**Excerpted data**
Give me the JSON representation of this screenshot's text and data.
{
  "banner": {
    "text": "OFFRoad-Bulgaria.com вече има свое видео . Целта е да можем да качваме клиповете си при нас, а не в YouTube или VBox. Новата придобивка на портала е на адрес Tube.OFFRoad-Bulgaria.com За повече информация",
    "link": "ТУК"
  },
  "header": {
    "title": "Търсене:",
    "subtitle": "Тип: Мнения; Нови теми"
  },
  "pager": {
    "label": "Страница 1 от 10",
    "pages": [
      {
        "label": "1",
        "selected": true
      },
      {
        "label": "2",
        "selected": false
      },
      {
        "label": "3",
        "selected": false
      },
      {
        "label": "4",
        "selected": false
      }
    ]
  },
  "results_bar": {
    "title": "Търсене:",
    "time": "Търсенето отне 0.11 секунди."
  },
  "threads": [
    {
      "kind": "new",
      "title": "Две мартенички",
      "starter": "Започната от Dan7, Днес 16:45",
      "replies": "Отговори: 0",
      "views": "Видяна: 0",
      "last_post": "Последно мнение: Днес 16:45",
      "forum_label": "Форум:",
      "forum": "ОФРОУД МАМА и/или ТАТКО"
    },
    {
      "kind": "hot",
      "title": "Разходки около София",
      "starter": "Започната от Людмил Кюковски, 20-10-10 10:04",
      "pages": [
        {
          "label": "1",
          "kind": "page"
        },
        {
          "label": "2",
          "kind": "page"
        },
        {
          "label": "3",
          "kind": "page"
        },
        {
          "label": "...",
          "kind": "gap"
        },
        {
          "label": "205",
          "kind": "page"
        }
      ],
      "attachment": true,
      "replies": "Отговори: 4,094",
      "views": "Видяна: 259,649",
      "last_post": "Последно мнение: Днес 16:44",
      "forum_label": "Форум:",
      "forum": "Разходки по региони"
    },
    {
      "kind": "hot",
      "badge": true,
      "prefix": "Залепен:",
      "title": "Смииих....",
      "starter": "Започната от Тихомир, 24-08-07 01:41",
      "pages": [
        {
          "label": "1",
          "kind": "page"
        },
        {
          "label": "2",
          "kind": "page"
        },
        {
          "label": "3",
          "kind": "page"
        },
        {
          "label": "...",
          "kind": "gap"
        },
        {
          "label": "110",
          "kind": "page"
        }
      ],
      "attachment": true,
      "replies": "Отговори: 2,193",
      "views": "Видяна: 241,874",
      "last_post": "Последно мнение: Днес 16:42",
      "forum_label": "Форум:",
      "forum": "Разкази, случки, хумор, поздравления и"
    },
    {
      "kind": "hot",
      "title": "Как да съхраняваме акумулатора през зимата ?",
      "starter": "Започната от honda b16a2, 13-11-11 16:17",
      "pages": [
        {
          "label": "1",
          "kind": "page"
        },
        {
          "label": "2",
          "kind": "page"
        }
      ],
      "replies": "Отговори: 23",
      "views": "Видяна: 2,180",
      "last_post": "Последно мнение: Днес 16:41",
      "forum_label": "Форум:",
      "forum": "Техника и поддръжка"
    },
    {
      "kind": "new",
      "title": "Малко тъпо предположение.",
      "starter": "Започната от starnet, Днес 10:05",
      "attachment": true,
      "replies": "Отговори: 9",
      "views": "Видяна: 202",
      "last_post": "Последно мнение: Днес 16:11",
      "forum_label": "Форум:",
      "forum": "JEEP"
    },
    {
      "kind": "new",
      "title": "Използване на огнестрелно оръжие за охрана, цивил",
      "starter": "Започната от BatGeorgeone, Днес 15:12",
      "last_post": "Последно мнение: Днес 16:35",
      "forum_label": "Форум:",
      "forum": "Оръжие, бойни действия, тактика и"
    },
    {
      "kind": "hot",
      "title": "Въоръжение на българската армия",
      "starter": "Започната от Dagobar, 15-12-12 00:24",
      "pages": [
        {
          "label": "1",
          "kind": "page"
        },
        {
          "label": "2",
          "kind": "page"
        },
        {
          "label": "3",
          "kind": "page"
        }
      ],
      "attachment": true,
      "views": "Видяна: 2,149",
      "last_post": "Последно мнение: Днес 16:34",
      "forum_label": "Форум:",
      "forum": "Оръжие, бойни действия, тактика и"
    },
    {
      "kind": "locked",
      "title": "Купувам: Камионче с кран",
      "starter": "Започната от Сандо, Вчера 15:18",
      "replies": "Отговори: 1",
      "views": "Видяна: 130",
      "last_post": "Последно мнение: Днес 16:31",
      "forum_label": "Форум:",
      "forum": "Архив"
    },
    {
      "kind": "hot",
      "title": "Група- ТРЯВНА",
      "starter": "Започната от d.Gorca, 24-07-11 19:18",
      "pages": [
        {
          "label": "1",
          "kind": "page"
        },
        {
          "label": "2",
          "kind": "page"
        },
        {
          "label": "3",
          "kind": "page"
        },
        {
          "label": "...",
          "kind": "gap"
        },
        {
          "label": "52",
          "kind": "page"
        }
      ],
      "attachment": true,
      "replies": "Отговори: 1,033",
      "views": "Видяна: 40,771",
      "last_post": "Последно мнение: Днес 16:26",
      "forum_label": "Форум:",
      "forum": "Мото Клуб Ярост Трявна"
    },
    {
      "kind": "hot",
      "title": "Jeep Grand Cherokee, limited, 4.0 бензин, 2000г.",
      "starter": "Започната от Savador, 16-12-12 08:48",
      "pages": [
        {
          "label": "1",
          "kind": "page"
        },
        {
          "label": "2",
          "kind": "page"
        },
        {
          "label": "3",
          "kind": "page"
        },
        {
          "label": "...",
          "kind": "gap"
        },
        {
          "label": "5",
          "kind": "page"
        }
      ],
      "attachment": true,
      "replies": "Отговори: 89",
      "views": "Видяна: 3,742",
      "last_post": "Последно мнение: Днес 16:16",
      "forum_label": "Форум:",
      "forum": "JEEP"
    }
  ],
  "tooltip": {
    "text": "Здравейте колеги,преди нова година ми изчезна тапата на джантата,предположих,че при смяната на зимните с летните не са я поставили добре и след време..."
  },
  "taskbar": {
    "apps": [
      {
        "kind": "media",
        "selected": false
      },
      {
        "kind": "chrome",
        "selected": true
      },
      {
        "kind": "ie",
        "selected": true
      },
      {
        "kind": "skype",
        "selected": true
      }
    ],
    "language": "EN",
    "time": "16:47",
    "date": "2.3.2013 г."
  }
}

**The request**
Please set down all the data word for word.

**Output for this task**
Give me the JSON representation of this screenshot's text and data.
{
  "banner": {
    "text": "OFFRoad-Bulgaria.com вече има свое видео . Целта е да можем да качваме клиповете си при нас, а не в YouTube или VBox. Новата придобивка на портала е на адрес Tube.OFFRoad-Bulgaria.com За повече информация",
    "link": "ТУК"
  },
  "header": {
    "title": "Търсене:",
    "subtitle": "Тип: Мнения; Нови теми"
  },
  "pager": {
    "label": "Страница 1 от 10",
    "pages": [
      {
        "label": "1",
        "selected": true
      },
      {
        "label": "2",
        "selected": false
      },
      {
        "label": "3",
        "selected": false
      },
      {
        "label": "4",
        "selected": false
      }
    ]
  },
  "results_bar": {
    "title": "Търсене:",
    "time": "Търсенето отне 0.11 секунди."
  },
  "threads": [
    {
      "kind": "new",
      "title": "Две мартенички",
      "starter": "Започната от Dan7, Днес 16:45",
      "replies": "Отговори: 0",
      "views": "Видяна: 0",
      "last_post": "Последно мнение: Днес 16:45",
      "forum_label": "Форум:",
      "forum": "ОФРОУД МАМА и/или ТАТКО"
    },
    {
      "kind": "hot",
      "title": "Разходки около София",
      "starter": "Започната от Людмил Кюковски, 20-10-10 10:04",
      "pages": [
        {
          "label": "1",
          "kind": "page"
        },
        {
          "label": "2",
          "kind": "page"
        },
        {
          "label": "3",
          "kind": "page"
        },
        {
          "label": "...",
          "kind": "gap"
        },
        {
          "label": "205",
          "kind": "page"
        }
      ],
      "attachment": true,
      "replies": "Отговори: 4,094",
      "views": "Видяна: 259,649",
      "last_post": "Последно мнение: Днес 16:44",
      "forum_label": "Форум:",
      "forum": "Разходки по региони"
    },
    {
      "kind": "hot",
      "badge": true,
      "prefix": "Залепен:",
      "title": "Смииих....",
      "starter": "Започната от Тихомир, 24-08-07 01:41",
      "pages": [
        {
          "label": "1",
          "kind": "page"
        },
        {
          "label": "2",
          "kind": "page"
        },
        {
          "label": "3",
          "kind": "page"
        },
        {
          "label": "...",
          "kind": "gap"
        },
        {
          "label": "110",
          "kind": "page"
        }
      ],
      "attachment": true,
      "replies": "Отговори: 2,193",
      "views": "Видяна: 241,874",
      "last_post": "Последно мнение: Днес 16:42",
      "forum_label": "Форум:",
      "forum": "Разкази, случки, хумор, поздравления и"
    },
    {
      "kind": "hot",
      "title": "Как да съхраняваме акумулатора през зимата ?",
      "starter": "Започната от honda b16a2, 13-11-11 16:17",
      "pages": [
        {
          "label": "1",
          "kind": "page"
        },
        {
          "label": "2",
          "kind": "page"
        }
      ],
      "replies": "Отговори: 23",
      "views": "Видяна: 2,180",
      "last_post": "Последно мнение: Днес 16:41",
      "forum_label": "Форум:",
      "forum": "Техника и поддръжка"
    },
    {
      "kind": "new",
      "title": "Малко тъпо предположение.",
      "starter": "Започната от starnet, Днес 10:05",
      "attachment": true,
      "replies": "Отговори: 9",
      "views": "Видяна: 202",
      "last_post": "Последно мнение: Днес 16:11",
      "forum_label": "Форум:",
      "forum": "JEEP"
    },
    {
      "kind": "new",
      "title": "Използване на огнестрелно оръжие за охрана, цивил",
      "starter": "Започната от BatGeorgeone, Днес 15:12",
      "last_post": "Последно мнение: Днес 16:35",
      "forum_label": "Форум:",
      "forum": "Оръжие, бойни действия, тактика и"
    },
    {
      "kind": "hot",
      "title": "Въоръжение на българската армия",
      "starter": "Започната от Dagobar, 15-12-12 00:24",
      "pages": [
        {
          "label": "1",
          "kind": "page"
        },
        {
          "label": "2",
          "kind": "page"
        },
        {
          "label": "3",
          "kind": "page"
        }
      ],
      "attachment": true,
      "views": "Видяна: 2,149",
      "last_post": "Последно мнение: Днес 16:34",
      "forum_label": "Форум:",
      "forum": "Оръжие, бойни действия, тактика и"
    },
    {
      "kind": "locked",
      "title": "Купувам: Камионче с кран",
      "starter": "Започната от Сандо, Вчера 15:18",
      "replies": "Отговори: 1",
      "views": "Видяна: 130",
      "last_post": "Последно мнение: Днес 16:31",
      "forum_label": "Форум:",
      "forum": "Архив"
    },
    {
      "kind": "hot",
      "title": "Група- ТРЯВНА",
      "starter": "Започната от d.Gorca, 24-07-11 19:18",
      "pages": [
        {
          "label": "1",
          "kind": "page"
        },
        {
          "label": "2",
          "kind": "page"
        },
        {
          "label": "3",
          "kind": "page"
        },
        {
          "label": "...",
          "kind": "gap"
        },
        {
          "label": "52",
          "kind": "page"
        }
      ],
      "attachment": true,
      "replies": "Отговори: 1,033",
      "views": "Видяна: 40,771",
      "last_post": "Последно мнение: Днес 16:26",
      "forum_label": "Форум:",
      "forum": "Мото Клуб Ярост Трявна"
    },
    {
      "kind": "hot",
      "title": "Jeep Grand Cherokee, limited, 4.0 бензин, 2000г.",
      "starter": "Започната от Savador, 16-12-12 08:48",
      "pages": [
        {
          "label": "1",
          "kind": "page"
        },
        {
          "label": "2",
          "kind": "page"
        },
        {
          "label": "3",
          "kind": "page"
        },
        {
          "label": "...",
          "kind": "gap"
        },
        {
          "label": "5",
          "kind": "page"
        }
      ],
      "attachment": true,
      "replies": "Отговори: 89",
      "views": "Видяна: 3,742",
      "last_post": "Последно мнение: Днес 16:16",
      "forum_label": "Форум:",
      "forum": "JEEP"
    }
  ],
  "tooltip": {
    "text": "Здравейте колеги,преди нова година ми изчезна тапата на джантата,предположих,че при смяната на зимните с летните не са я поставили добре и след време..."
  },
  "taskbar": {
    "apps": [
      {
        "kind": "media",
        "selected": false
      },
      {
        "kind": "chrome",
        "selected": true
      },
      {
        "kind": "ie",
        "selected": true
      },
      {
        "kind": "skype",
        "selected": true
      }
    ],
    "language": "EN",
    "time": "16:47",
    "date": "2.3.2013 г."
  }
}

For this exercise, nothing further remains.